[Chart and figure data]
=-=-=

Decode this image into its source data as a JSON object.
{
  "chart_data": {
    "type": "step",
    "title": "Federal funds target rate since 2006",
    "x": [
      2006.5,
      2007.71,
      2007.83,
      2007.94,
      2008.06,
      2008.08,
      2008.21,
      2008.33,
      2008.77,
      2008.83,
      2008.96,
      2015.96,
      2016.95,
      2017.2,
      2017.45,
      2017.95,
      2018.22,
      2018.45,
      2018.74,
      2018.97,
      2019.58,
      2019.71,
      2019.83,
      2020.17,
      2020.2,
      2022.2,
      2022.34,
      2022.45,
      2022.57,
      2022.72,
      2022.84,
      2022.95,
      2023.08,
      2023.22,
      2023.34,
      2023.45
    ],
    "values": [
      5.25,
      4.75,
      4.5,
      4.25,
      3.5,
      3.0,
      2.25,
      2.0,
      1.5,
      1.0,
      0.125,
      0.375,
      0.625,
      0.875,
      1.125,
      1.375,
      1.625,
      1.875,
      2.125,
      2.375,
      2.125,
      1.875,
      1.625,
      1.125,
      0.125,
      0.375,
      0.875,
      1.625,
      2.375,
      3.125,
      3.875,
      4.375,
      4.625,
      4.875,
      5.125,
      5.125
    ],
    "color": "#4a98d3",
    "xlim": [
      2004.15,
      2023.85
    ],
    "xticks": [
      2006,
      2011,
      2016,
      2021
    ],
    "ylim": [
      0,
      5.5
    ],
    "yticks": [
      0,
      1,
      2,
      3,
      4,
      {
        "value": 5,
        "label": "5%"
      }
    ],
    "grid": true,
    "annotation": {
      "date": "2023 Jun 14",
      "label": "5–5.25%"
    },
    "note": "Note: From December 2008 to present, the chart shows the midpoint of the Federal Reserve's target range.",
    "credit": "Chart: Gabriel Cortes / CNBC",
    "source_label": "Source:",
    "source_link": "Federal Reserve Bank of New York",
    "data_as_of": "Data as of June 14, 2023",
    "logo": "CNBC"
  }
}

=-=-=

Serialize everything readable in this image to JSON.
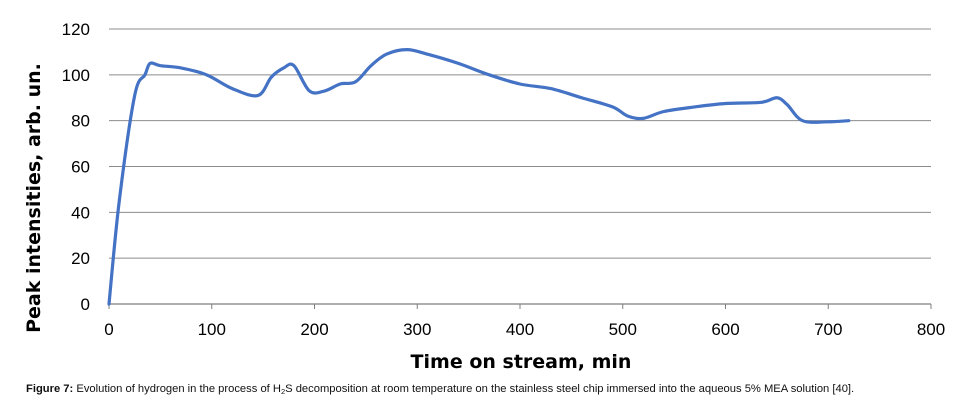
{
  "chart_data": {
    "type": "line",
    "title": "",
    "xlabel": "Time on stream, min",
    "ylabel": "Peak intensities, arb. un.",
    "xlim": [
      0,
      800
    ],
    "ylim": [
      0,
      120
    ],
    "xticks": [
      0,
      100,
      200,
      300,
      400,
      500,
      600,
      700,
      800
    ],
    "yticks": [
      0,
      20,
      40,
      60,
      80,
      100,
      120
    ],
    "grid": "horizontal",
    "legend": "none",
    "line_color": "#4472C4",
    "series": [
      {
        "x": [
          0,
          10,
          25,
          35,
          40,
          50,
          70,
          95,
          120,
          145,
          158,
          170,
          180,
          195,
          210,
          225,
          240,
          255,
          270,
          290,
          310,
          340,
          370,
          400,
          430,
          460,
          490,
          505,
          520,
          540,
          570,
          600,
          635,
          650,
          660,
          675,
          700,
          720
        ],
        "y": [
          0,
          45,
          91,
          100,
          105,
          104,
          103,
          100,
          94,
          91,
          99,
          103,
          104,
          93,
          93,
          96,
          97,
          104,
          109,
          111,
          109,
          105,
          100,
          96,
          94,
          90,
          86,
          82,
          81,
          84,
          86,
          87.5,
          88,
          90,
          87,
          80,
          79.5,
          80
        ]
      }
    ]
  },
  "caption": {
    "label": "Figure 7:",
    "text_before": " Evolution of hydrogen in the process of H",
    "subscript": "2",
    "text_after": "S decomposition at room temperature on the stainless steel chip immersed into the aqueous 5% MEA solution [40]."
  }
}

=-=-=

● Instructions for the task
Count every line in the data where the string "Reserve" occurs. Give nothing except the number.

● Response for this exercise
2